[start]

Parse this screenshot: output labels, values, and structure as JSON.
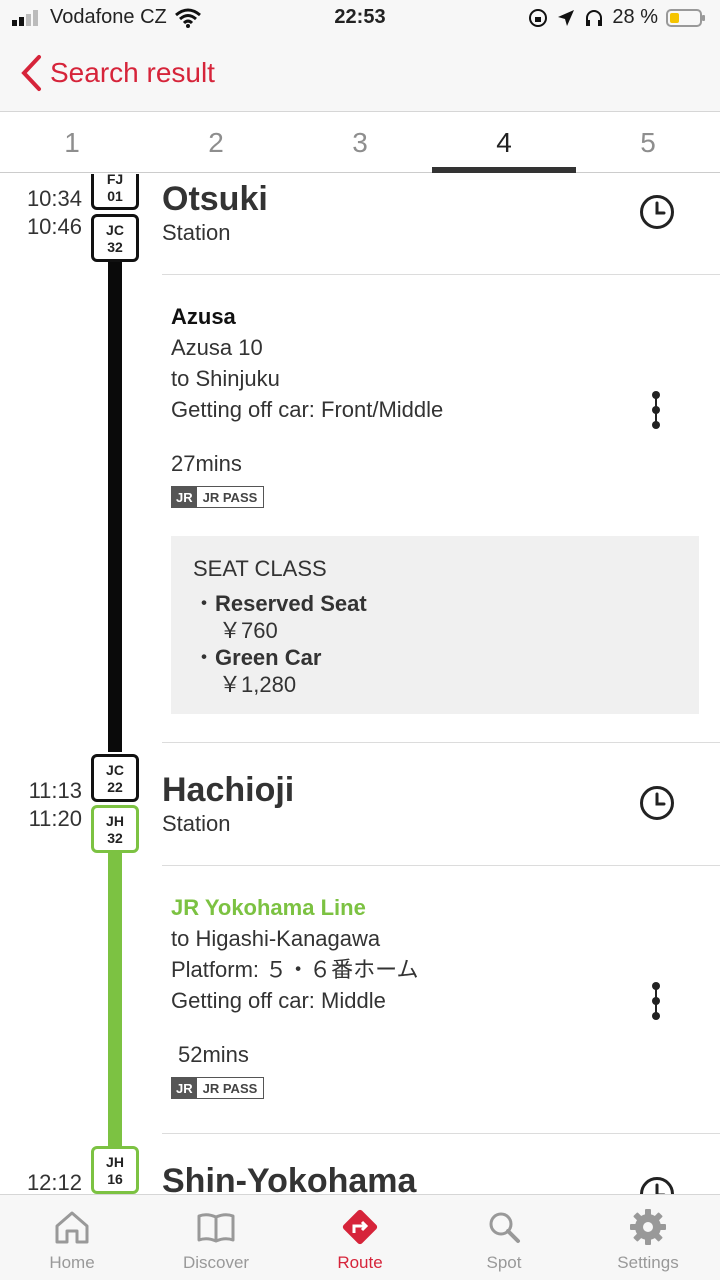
{
  "status": {
    "carrier": "Vodafone CZ",
    "time": "22:53",
    "battery": "28 %"
  },
  "nav": {
    "back_label": "Search result"
  },
  "tabs": [
    "1",
    "2",
    "3",
    "4",
    "5"
  ],
  "active_tab": "4",
  "stops": [
    {
      "times": [
        "10:34",
        "10:46"
      ],
      "badges": [
        "FJ\n01",
        "JC\n32"
      ],
      "name": "Otsuki",
      "sub": "Station"
    },
    {
      "times": [
        "11:13",
        "11:20"
      ],
      "badges": [
        "JC\n22",
        "JH\n32"
      ],
      "name": "Hachioji",
      "sub": "Station"
    },
    {
      "times": [
        "12:12"
      ],
      "badges": [
        "JH\n16"
      ],
      "name": "Shin-Yokohama",
      "sub": ""
    }
  ],
  "segments": [
    {
      "title": "Azusa",
      "train": "Azusa 10",
      "direction": "to Shinjuku",
      "car": "Getting off car: Front/Middle",
      "duration": "27mins",
      "pass_jr": "JR",
      "pass_label": "JR PASS",
      "seat": {
        "heading": "SEAT CLASS",
        "classes": [
          {
            "name": "Reserved Seat",
            "price": "￥760"
          },
          {
            "name": "Green Car",
            "price": "￥1,280"
          }
        ]
      }
    },
    {
      "title": "JR Yokohama Line",
      "direction": "to Higashi-Kanagawa",
      "platform": "Platform: ５・６番ホーム",
      "car": "Getting off car: Middle",
      "duration": "52mins",
      "pass_jr": "JR",
      "pass_label": "JR PASS",
      "line_color": "#7cc242"
    }
  ],
  "tabbar": [
    "Home",
    "Discover",
    "Route",
    "Spot",
    "Settings"
  ],
  "colors": {
    "accent": "#d6243a",
    "chuo_line": "#0a0a0a",
    "yokohama_line": "#7cc242"
  },
  "icons": [
    "wifi-icon",
    "signal-icon",
    "location-icon",
    "headphones-icon",
    "battery-icon",
    "clock-icon",
    "more-vertical-icon",
    "home-icon",
    "book-icon",
    "route-icon",
    "search-icon",
    "gear-icon"
  ]
}
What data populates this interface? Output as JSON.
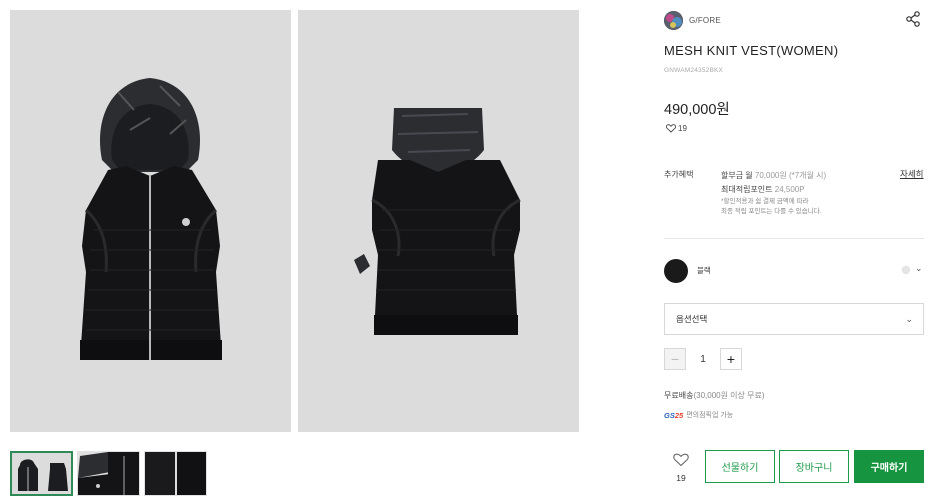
{
  "brand": {
    "name": "G/FORE"
  },
  "product": {
    "title": "MESH KNIT VEST(WOMEN)",
    "code": "GNWAM24352BKX",
    "price": "490,000원",
    "likes": "19"
  },
  "benefits": {
    "label": "추가혜택",
    "installment_prefix": "할부금 월",
    "installment_amount": "70,000원 (*7개월 시)",
    "points_prefix": "최대적립포인트",
    "points_amount": "24,500P",
    "note_line1": "*할인적용과 쉼 결제 금액에 따라",
    "note_line2": "최종 적립 포인트는 다를 수 있습니다.",
    "detail_link": "자세히"
  },
  "color": {
    "selected_name": "블랙"
  },
  "option": {
    "placeholder": "옵션선택"
  },
  "quantity": {
    "value": "1",
    "minus": "−",
    "plus": "+"
  },
  "shipping": {
    "label": "무료배송",
    "condition": "(30,000원 이상 무료)"
  },
  "gs25": {
    "badge_gs": "GS",
    "badge_num": "25",
    "text": "편의점픽업 가능"
  },
  "actions": {
    "like_count": "19",
    "gift": "선물하기",
    "cart": "장바구니",
    "buy": "구매하기"
  },
  "colors": {
    "accent_green": "#17943f",
    "swatch_black": "#1a1a1a",
    "image_bg": "#dcdcdc"
  }
}
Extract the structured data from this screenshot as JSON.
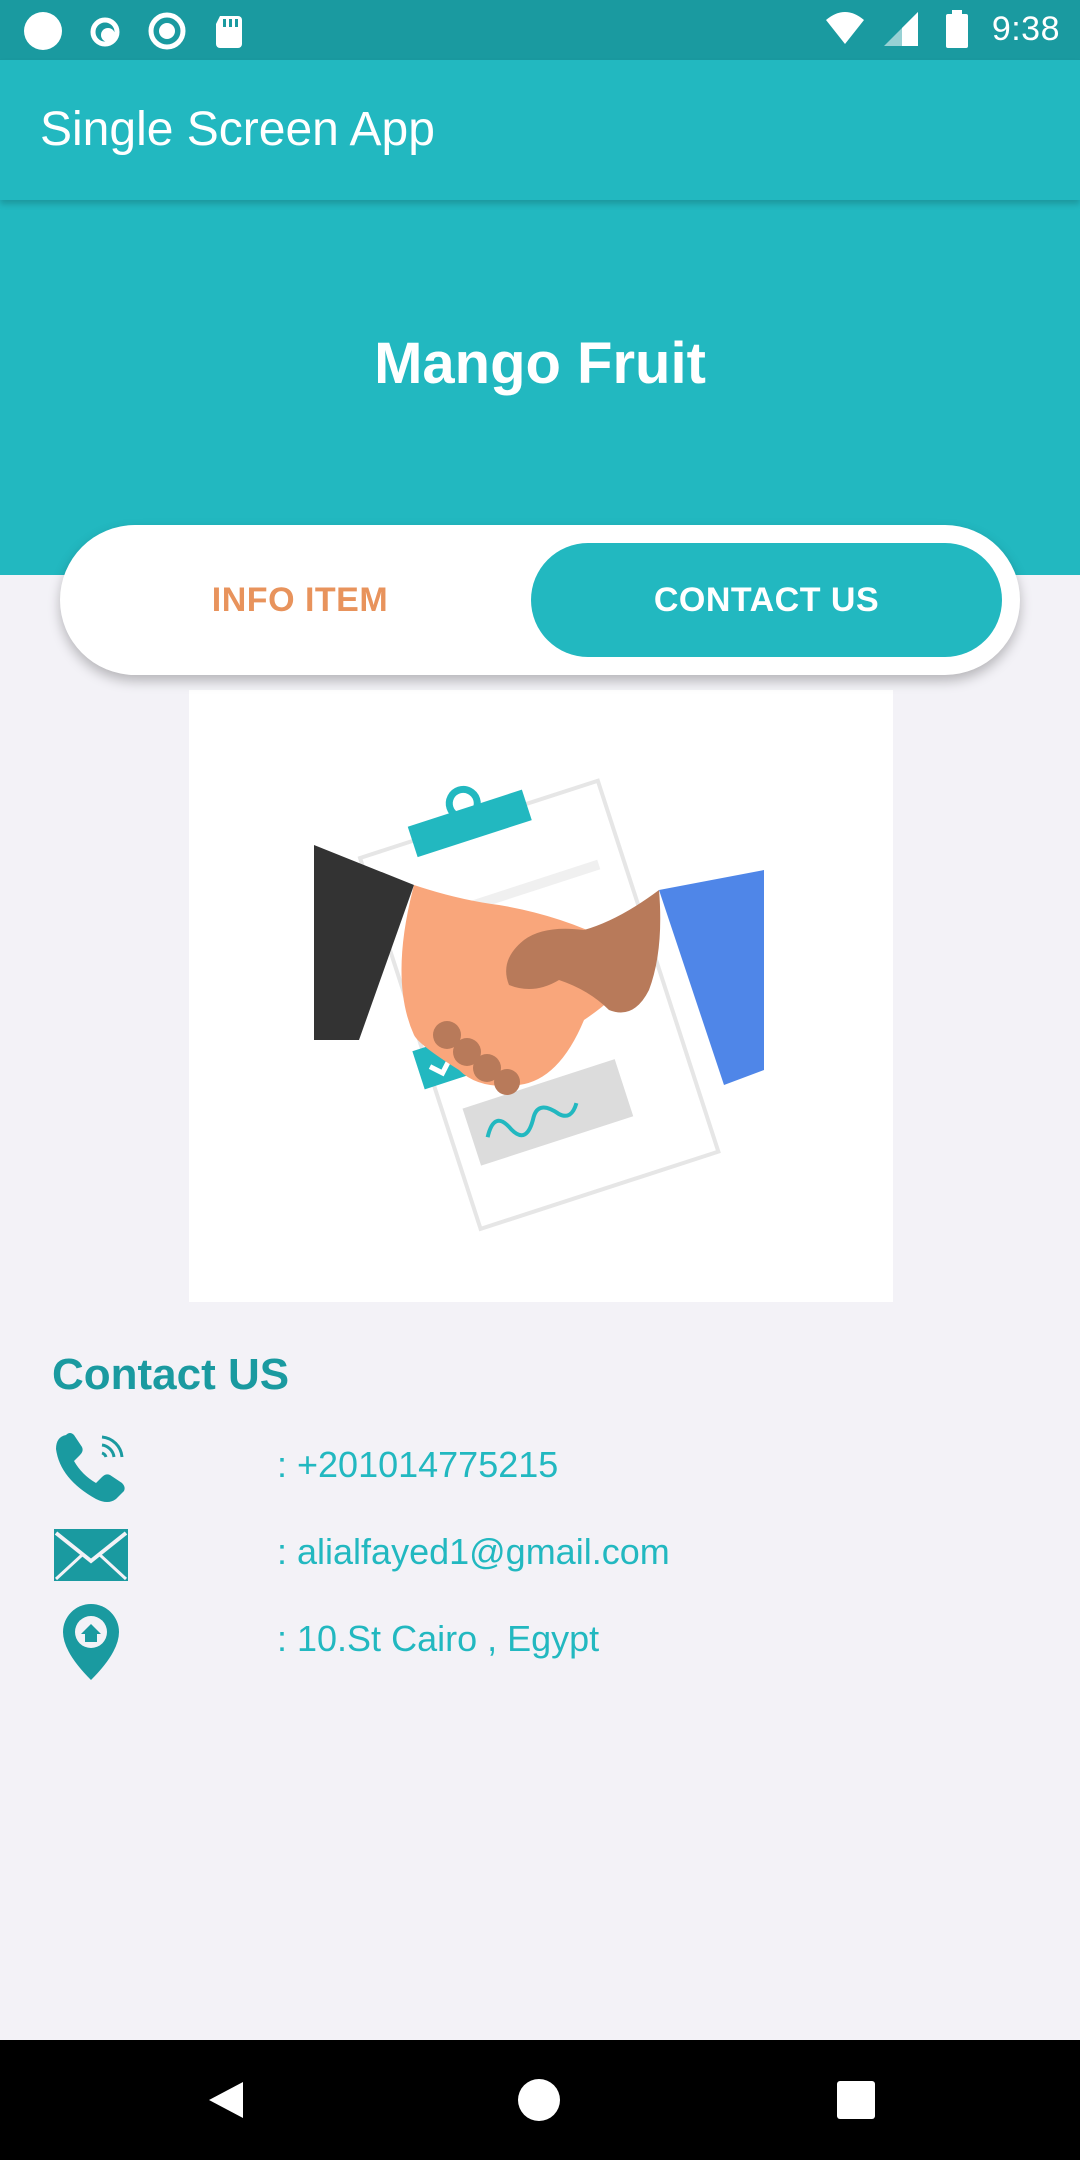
{
  "status_bar": {
    "time": "9:38",
    "icons": [
      "circle-icon",
      "sync-icon",
      "radio-icon",
      "sd-card-icon",
      "wifi-icon",
      "signal-icon",
      "battery-icon"
    ]
  },
  "app_bar": {
    "title": "Single Screen App"
  },
  "hero": {
    "title": "Mango Fruit"
  },
  "tabs": [
    {
      "label": "INFO ITEM",
      "selected": false
    },
    {
      "label": "CONTACT US",
      "selected": true
    }
  ],
  "contact": {
    "heading": "Contact US",
    "items": [
      {
        "icon": "phone-icon",
        "text": ": +201014775215"
      },
      {
        "icon": "mail-icon",
        "text": ": alialfayed1@gmail.com"
      },
      {
        "icon": "location-icon",
        "text": ": 10.St Cairo , Egypt"
      }
    ]
  },
  "nav_bar": {
    "buttons": [
      "back-icon",
      "home-icon",
      "recents-icon"
    ]
  },
  "colors": {
    "primary": "#22b8c0",
    "primary_dark": "#1a9aa0",
    "accent": "#e8935c",
    "background": "#f3f2f7"
  }
}
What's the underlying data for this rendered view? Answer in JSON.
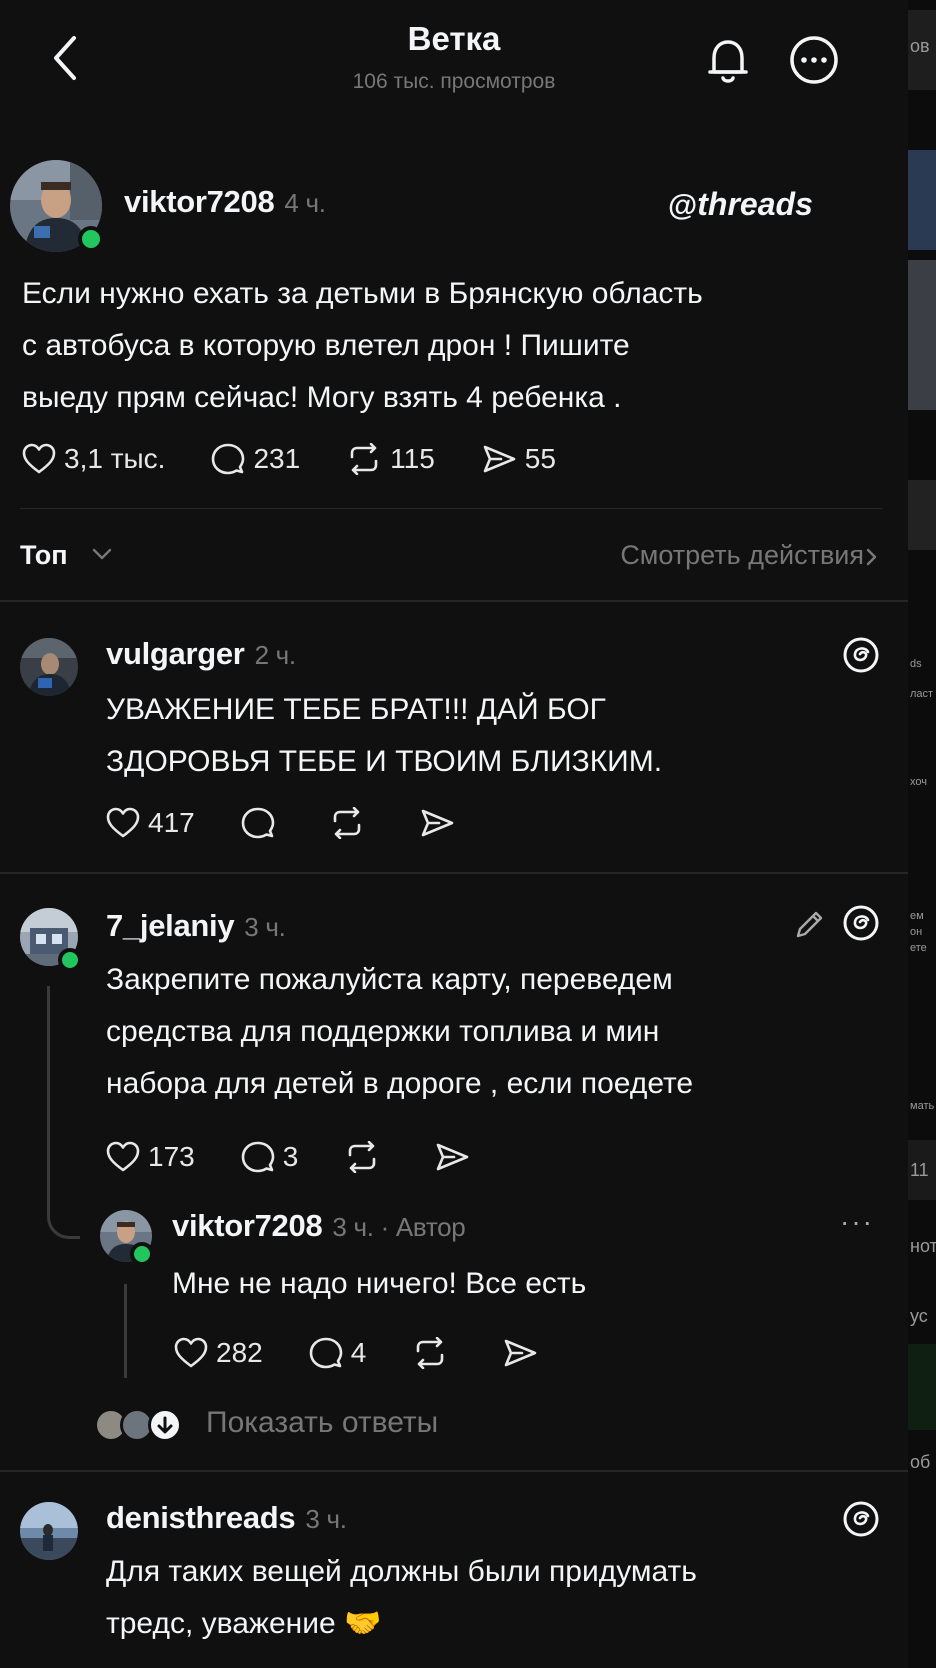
{
  "header": {
    "title": "Ветка",
    "subtitle": "106 тыс. просмотров"
  },
  "post": {
    "username": "viktor7208",
    "time": "4 ч.",
    "brand": "threads",
    "lines": [
      "Если нужно ехать за детьми в Брянскую область",
      "с автобуса в которую влетел дрон ! Пишите",
      "выеду прям сейчас! Могу взять 4 ребенка ."
    ],
    "likes": "3,1 тыс.",
    "comments": "231",
    "reposts": "115",
    "shares": "55"
  },
  "sort": {
    "label": "Топ",
    "view_activity": "Смотреть действия"
  },
  "replies": [
    {
      "username": "vulgarger",
      "time": "2 ч.",
      "lines": [
        "УВАЖЕНИЕ ТЕБЕ БРАТ!!! ДАЙ БОГ",
        "ЗДОРОВЬЯ ТЕБЕ И ТВОИМ БЛИЗКИМ."
      ],
      "likes": "417"
    },
    {
      "username": "7_jelaniy",
      "time": "3 ч.",
      "lines": [
        "Закрепите пожалуйста карту, переведем",
        "средства для поддержки топлива и мин",
        "набора для детей в дороге , если поедете"
      ],
      "likes": "173",
      "comments": "3"
    },
    {
      "username": "viktor7208",
      "time": "3 ч. · Автор",
      "lines": [
        "Мне не надо ничего! Все есть"
      ],
      "likes": "282",
      "comments": "4"
    },
    {
      "username": "denisthreads",
      "time": "3 ч.",
      "lines": [
        "Для таких вещей должны были придумать",
        "тредс, уважение 🤝"
      ]
    }
  ],
  "show_replies": "Показать ответы",
  "more_menu": "···",
  "side_fragments": [
    "ов",
    "ds",
    "ласт",
    "хоч",
    "ем",
    "он",
    "ете",
    "мать",
    "11",
    "нот",
    "ус",
    "об"
  ],
  "colors": {
    "background": "#101010",
    "online": "#22c55e",
    "muted": "#777777"
  }
}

[end]

Search the entries for the word "direction" and pick out every line that holds it.

SOLUTION TO THE PROBLEM:
      "direction": "to Shinjuku",
      "direction": "to Higashi-Kanagawa",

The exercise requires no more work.